Can you retype only the lines from the one with "Convert this screenshot" through the final line of the material, exactly as given?

BEGIN RECORDS FOR THIS TASK

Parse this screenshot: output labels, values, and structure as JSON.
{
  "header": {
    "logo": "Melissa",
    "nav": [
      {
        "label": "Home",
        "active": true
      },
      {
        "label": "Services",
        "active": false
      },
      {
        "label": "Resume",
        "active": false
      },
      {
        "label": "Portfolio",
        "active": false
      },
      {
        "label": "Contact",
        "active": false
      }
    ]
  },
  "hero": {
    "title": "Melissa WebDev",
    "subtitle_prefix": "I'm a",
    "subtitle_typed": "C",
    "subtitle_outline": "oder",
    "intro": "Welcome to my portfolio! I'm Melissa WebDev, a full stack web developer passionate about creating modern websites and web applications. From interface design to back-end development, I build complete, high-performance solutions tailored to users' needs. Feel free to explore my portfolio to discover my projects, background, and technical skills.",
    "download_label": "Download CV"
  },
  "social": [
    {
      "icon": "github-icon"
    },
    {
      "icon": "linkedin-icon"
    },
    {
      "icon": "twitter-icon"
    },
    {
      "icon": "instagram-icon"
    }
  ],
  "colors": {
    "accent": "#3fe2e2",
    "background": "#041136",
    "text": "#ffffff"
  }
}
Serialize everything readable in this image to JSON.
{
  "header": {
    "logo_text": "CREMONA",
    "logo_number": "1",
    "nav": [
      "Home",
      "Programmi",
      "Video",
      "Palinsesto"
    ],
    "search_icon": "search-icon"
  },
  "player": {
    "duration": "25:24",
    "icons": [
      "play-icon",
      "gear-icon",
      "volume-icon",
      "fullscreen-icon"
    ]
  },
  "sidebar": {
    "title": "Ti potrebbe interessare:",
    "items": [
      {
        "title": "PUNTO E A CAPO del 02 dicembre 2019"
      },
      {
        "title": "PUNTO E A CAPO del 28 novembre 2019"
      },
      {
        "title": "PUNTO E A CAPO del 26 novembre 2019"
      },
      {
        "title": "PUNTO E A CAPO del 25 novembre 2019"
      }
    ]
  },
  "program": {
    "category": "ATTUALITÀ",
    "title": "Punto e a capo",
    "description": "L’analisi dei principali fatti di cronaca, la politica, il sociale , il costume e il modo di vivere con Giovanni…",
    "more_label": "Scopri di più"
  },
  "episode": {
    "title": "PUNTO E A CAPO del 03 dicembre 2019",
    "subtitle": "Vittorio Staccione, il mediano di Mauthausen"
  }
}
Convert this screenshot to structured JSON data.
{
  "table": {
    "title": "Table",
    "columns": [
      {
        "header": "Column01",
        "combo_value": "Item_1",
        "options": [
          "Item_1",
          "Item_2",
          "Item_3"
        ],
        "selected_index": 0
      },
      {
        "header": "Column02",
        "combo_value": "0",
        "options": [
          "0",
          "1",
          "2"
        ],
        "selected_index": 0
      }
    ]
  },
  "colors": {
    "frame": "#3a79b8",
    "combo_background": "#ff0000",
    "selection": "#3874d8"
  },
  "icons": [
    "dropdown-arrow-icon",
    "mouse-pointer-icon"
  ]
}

END RECORDS FOR THIS TASK

**ANSWER TO THE TASK:**
Convert this screenshot to structured JSON data.
{
  "table": {
    "title": "Table",
    "columns": [
      {
        "header": "Column01",
        "combo_value": "Item_1",
        "options": [
          "Item_1",
          "Item_2",
          "Item_3"
        ],
        "selected_index": 0
      },
      {
        "header": "Column02",
        "combo_value": "0",
        "options": [
          "0",
          "1",
          "2"
        ],
        "selected_index": 0
      }
    ]
  },
  "colors": {
    "frame": "#3a79b8",
    "combo_background": "#ff0000",
    "selection": "#3874d8"
  },
  "icons": [
    "dropdown-arrow-icon",
    "mouse-pointer-icon"
  ]
}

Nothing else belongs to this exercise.